Collected data
◇ ◇ ◇ ◇ ◇ ◇ ◇

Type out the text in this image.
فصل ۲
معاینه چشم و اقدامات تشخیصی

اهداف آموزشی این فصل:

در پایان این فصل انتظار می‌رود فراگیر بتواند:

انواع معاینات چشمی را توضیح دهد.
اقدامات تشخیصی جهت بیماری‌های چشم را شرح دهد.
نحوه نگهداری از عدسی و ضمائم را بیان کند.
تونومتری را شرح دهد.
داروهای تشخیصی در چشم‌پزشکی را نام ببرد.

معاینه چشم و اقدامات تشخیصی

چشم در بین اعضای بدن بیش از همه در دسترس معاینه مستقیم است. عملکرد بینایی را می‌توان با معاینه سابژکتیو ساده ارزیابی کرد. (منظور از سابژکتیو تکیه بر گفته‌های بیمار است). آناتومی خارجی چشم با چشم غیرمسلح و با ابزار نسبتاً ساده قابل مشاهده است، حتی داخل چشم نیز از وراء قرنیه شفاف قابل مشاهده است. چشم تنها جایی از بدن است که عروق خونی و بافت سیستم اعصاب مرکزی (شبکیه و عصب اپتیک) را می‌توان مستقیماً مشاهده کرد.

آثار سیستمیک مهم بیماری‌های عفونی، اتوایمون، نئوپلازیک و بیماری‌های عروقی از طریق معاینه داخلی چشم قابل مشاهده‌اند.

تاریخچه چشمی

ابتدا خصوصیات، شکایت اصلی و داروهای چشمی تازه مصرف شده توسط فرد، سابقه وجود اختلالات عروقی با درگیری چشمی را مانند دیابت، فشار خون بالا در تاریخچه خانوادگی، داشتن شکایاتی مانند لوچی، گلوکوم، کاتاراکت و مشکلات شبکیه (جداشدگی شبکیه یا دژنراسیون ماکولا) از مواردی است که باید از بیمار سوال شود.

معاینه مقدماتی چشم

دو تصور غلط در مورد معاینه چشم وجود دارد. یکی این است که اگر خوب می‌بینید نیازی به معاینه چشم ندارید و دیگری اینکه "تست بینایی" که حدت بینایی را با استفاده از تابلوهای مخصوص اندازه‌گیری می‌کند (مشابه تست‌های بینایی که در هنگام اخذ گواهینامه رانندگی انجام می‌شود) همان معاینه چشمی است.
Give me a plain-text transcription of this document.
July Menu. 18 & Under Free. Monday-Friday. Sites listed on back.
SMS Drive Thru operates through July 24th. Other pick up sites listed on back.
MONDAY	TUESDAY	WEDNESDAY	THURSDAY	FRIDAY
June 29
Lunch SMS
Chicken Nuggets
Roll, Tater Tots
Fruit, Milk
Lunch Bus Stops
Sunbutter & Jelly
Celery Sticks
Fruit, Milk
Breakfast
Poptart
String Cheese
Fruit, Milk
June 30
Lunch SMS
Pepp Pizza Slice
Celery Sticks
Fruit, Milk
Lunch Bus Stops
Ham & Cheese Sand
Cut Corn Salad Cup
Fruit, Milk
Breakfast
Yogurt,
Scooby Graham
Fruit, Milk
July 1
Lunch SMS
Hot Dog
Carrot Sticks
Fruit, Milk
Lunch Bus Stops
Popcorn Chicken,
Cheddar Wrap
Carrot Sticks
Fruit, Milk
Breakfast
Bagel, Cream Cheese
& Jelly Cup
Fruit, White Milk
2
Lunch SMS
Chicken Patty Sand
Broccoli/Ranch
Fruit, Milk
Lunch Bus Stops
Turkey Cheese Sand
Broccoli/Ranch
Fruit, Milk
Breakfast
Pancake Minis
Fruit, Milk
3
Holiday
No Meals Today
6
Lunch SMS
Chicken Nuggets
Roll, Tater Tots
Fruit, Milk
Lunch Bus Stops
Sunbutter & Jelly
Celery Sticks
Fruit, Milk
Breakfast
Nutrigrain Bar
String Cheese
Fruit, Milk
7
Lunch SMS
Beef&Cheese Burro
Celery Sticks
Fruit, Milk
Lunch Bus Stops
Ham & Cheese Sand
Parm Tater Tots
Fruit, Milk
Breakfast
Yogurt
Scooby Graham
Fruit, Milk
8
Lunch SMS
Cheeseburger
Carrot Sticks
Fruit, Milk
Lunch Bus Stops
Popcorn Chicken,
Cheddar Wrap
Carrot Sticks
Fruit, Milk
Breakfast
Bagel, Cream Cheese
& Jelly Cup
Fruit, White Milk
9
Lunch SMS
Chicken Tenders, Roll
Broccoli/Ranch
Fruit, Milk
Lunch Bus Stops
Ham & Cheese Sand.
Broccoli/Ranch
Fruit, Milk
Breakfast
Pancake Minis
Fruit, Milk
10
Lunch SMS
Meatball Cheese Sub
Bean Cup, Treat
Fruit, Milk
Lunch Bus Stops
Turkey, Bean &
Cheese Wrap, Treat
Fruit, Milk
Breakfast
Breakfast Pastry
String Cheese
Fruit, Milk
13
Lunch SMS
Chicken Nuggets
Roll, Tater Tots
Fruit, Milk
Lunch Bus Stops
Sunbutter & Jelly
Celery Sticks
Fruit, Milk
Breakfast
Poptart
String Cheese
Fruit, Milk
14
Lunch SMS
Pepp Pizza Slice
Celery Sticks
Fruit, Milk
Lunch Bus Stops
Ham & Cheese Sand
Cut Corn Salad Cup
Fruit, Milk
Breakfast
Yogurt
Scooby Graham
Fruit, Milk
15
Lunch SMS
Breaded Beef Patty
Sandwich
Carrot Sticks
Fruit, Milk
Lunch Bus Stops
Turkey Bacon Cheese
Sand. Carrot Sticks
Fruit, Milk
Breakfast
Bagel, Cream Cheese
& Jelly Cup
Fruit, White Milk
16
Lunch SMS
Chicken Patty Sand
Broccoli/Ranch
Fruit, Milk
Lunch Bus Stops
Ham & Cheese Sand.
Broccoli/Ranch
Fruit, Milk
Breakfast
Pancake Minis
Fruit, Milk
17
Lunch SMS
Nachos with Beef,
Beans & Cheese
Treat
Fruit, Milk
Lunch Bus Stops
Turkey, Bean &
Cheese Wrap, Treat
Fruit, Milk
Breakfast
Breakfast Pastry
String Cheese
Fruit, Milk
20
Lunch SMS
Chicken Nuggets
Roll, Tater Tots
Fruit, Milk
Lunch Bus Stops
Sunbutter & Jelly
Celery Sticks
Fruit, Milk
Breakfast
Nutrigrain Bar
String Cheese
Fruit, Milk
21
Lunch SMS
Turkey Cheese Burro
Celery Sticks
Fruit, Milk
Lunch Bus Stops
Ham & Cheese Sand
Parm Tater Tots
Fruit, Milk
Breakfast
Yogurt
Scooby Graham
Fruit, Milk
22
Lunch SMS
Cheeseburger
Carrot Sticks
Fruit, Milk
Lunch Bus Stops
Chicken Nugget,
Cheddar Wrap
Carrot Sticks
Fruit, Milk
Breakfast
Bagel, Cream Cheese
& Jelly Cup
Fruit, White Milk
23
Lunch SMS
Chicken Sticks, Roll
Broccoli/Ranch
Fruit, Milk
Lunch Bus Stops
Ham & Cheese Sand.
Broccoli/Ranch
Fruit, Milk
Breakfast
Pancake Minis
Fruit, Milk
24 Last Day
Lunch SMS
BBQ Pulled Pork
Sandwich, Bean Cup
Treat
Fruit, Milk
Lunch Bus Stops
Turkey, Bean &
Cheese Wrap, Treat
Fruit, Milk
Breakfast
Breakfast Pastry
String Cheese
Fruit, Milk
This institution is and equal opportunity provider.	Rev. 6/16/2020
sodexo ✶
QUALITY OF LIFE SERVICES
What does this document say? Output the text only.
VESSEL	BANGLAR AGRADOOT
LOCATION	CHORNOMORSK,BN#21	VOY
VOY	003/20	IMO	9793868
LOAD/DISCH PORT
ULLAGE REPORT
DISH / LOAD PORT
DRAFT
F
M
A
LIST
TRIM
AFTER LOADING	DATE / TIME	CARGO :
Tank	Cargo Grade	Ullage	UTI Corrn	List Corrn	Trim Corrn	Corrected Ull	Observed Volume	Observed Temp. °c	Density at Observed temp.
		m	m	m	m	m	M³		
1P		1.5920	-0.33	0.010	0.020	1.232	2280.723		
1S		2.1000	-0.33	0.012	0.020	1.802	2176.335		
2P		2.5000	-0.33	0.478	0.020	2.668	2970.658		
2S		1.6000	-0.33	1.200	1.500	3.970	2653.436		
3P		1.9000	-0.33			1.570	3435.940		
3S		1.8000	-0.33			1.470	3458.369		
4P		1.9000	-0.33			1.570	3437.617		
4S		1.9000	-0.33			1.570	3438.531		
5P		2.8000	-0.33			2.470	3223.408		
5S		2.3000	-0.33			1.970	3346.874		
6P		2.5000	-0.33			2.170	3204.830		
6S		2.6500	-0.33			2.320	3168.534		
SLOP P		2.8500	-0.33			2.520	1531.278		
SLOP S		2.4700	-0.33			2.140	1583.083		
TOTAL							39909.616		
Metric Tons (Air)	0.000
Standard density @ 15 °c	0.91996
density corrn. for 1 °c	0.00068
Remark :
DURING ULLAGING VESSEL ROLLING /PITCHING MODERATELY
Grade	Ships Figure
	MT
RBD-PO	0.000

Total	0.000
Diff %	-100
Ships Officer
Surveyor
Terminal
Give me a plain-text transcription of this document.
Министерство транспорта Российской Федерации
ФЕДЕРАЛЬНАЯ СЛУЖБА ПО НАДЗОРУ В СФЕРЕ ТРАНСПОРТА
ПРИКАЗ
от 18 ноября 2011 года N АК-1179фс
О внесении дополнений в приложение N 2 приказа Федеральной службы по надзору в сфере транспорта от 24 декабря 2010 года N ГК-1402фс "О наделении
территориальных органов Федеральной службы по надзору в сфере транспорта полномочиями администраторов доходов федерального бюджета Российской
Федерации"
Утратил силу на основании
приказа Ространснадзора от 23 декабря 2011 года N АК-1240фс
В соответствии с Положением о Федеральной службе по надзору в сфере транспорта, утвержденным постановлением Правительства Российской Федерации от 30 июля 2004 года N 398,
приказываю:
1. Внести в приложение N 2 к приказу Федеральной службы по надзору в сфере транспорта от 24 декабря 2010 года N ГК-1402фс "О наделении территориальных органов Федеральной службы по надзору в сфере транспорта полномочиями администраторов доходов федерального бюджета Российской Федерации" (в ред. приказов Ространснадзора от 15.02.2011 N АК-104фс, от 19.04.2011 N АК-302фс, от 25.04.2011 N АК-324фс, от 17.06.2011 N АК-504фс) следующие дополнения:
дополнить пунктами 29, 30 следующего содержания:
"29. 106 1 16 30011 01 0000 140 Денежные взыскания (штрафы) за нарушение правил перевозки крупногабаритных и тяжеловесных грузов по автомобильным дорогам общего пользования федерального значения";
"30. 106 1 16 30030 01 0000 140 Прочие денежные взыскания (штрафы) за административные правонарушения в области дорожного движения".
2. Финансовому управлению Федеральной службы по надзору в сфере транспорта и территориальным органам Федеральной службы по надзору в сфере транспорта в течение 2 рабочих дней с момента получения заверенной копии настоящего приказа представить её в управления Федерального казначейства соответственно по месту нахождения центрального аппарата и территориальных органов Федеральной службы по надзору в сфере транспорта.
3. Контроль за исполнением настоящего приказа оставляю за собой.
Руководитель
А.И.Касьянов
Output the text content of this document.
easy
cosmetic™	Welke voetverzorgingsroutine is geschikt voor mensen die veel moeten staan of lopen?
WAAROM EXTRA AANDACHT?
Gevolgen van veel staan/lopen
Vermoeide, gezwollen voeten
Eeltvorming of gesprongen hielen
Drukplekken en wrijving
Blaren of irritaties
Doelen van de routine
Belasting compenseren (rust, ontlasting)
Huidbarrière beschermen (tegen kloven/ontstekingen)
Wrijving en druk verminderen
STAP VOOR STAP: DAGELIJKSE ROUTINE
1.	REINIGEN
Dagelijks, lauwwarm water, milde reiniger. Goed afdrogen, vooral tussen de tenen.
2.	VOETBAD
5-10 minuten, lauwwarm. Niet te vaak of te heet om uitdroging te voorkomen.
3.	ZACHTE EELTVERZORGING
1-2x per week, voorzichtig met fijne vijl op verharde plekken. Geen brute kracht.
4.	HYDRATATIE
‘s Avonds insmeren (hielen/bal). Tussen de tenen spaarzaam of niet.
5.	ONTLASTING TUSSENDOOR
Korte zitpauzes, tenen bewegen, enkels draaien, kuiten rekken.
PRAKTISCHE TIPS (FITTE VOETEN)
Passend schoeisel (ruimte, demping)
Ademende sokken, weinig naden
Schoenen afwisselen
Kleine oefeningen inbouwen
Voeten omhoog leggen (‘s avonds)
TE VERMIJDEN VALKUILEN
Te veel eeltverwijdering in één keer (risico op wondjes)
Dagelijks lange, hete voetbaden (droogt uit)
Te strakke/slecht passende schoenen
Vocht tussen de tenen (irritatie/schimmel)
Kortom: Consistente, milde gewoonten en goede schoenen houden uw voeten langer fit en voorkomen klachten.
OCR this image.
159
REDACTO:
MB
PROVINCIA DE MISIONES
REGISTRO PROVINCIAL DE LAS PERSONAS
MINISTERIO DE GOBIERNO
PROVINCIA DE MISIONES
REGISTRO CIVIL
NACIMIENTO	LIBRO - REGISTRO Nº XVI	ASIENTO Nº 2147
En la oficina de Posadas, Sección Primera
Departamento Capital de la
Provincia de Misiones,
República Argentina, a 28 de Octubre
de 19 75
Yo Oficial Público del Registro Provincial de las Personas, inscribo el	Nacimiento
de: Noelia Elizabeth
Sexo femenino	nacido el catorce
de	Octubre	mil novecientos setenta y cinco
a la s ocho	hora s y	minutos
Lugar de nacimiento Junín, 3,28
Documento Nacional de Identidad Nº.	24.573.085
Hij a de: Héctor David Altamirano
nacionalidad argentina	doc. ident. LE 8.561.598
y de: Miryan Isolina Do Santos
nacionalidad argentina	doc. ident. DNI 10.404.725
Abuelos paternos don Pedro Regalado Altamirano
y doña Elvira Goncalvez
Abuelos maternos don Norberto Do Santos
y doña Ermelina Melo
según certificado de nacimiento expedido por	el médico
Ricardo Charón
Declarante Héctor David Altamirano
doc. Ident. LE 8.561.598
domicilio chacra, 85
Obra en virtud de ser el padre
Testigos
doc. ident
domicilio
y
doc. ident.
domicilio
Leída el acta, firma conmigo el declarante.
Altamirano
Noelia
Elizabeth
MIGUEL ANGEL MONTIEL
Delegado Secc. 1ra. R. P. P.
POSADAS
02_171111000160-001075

◇ ◇ ◇ ◇ ◇ ◇ ◇

[Task objective]
Repeat precisely the lines of the data starting at the one containing "OCR this image.", last line included.

[Full answer]
OCR this image.
159
REDACTO:
MB
PROVINCIA DE MISIONES
REGISTRO PROVINCIAL DE LAS PERSONAS
MINISTERIO DE GOBIERNO
PROVINCIA DE MISIONES
REGISTRO CIVIL
NACIMIENTO	LIBRO - REGISTRO Nº XVI	ASIENTO Nº 2147
En la oficina de Posadas, Sección Primera
Departamento Capital de la
Provincia de Misiones,
República Argentina, a 28 de Octubre
de 19 75
Yo Oficial Público del Registro Provincial de las Personas, inscribo el	Nacimiento
de: Noelia Elizabeth
Sexo femenino	nacido el catorce
de	Octubre	mil novecientos setenta y cinco
a la s ocho	hora s y	minutos
Lugar de nacimiento Junín, 3,28
Documento Nacional de Identidad Nº.	24.573.085
Hij a de: Héctor David Altamirano
nacionalidad argentina	doc. ident. LE 8.561.598
y de: Miryan Isolina Do Santos
nacionalidad argentina	doc. ident. DNI 10.404.725
Abuelos paternos don Pedro Regalado Altamirano
y doña Elvira Goncalvez
Abuelos maternos don Norberto Do Santos
y doña Ermelina Melo
según certificado de nacimiento expedido por	el médico
Ricardo Charón
Declarante Héctor David Altamirano
doc. Ident. LE 8.561.598
domicilio chacra, 85
Obra en virtud de ser el padre
Testigos
doc. ident
domicilio
y
doc. ident.
domicilio
Leída el acta, firma conmigo el declarante.
Altamirano
Noelia
Elizabeth
MIGUEL ANGEL MONTIEL
Delegado Secc. 1ra. R. P. P.
POSADAS
02_171111000160-001075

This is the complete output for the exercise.